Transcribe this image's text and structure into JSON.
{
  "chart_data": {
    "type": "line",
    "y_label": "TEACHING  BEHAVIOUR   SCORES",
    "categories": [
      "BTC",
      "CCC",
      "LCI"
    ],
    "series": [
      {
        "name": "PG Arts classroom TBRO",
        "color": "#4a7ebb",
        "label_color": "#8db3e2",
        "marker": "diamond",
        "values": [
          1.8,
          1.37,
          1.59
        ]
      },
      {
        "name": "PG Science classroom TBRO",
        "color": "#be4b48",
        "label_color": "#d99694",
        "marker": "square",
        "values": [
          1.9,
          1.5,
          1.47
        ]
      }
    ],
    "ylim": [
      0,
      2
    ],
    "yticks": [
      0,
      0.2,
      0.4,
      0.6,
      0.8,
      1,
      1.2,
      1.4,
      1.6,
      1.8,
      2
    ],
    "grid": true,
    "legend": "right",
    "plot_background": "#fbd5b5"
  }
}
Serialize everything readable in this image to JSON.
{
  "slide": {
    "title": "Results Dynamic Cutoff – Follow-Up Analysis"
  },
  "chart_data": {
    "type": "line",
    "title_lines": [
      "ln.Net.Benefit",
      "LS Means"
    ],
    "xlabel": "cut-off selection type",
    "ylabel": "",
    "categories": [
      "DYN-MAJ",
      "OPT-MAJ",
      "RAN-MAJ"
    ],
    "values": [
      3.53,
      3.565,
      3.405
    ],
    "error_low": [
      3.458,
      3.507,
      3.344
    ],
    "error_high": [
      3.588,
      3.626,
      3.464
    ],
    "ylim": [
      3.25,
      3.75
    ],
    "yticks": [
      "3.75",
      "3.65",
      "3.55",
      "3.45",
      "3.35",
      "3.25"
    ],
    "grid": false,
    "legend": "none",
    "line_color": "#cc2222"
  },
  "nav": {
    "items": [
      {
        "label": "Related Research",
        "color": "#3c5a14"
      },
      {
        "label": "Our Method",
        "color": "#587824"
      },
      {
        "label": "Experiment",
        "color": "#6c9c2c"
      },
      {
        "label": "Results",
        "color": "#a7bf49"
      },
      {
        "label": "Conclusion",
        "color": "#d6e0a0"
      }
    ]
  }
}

──────────

→ AIM
Exactly as shown, repeat every record.

→ WRITTEN SOLUTION
Transcribe this image's text and structure into JSON.
{
  "chart_data": {
    "type": "line",
    "y_label": "TEACHING  BEHAVIOUR   SCORES",
    "categories": [
      "BTC",
      "CCC",
      "LCI"
    ],
    "series": [
      {
        "name": "PG Arts classroom TBRO",
        "color": "#4a7ebb",
        "label_color": "#8db3e2",
        "marker": "diamond",
        "values": [
          1.8,
          1.37,
          1.59
        ]
      },
      {
        "name": "PG Science classroom TBRO",
        "color": "#be4b48",
        "label_color": "#d99694",
        "marker": "square",
        "values": [
          1.9,
          1.5,
          1.47
        ]
      }
    ],
    "ylim": [
      0,
      2
    ],
    "yticks": [
      0,
      0.2,
      0.4,
      0.6,
      0.8,
      1,
      1.2,
      1.4,
      1.6,
      1.8,
      2
    ],
    "grid": true,
    "legend": "right",
    "plot_background": "#fbd5b5"
  }
}
Serialize everything readable in this image to JSON.
{
  "slide": {
    "title": "Results Dynamic Cutoff – Follow-Up Analysis"
  },
  "chart_data": {
    "type": "line",
    "title_lines": [
      "ln.Net.Benefit",
      "LS Means"
    ],
    "xlabel": "cut-off selection type",
    "ylabel": "",
    "categories": [
      "DYN-MAJ",
      "OPT-MAJ",
      "RAN-MAJ"
    ],
    "values": [
      3.53,
      3.565,
      3.405
    ],
    "error_low": [
      3.458,
      3.507,
      3.344
    ],
    "error_high": [
      3.588,
      3.626,
      3.464
    ],
    "ylim": [
      3.25,
      3.75
    ],
    "yticks": [
      "3.75",
      "3.65",
      "3.55",
      "3.45",
      "3.35",
      "3.25"
    ],
    "grid": false,
    "legend": "none",
    "line_color": "#cc2222"
  },
  "nav": {
    "items": [
      {
        "label": "Related Research",
        "color": "#3c5a14"
      },
      {
        "label": "Our Method",
        "color": "#587824"
      },
      {
        "label": "Experiment",
        "color": "#6c9c2c"
      },
      {
        "label": "Results",
        "color": "#a7bf49"
      },
      {
        "label": "Conclusion",
        "color": "#d6e0a0"
      }
    ]
  }
}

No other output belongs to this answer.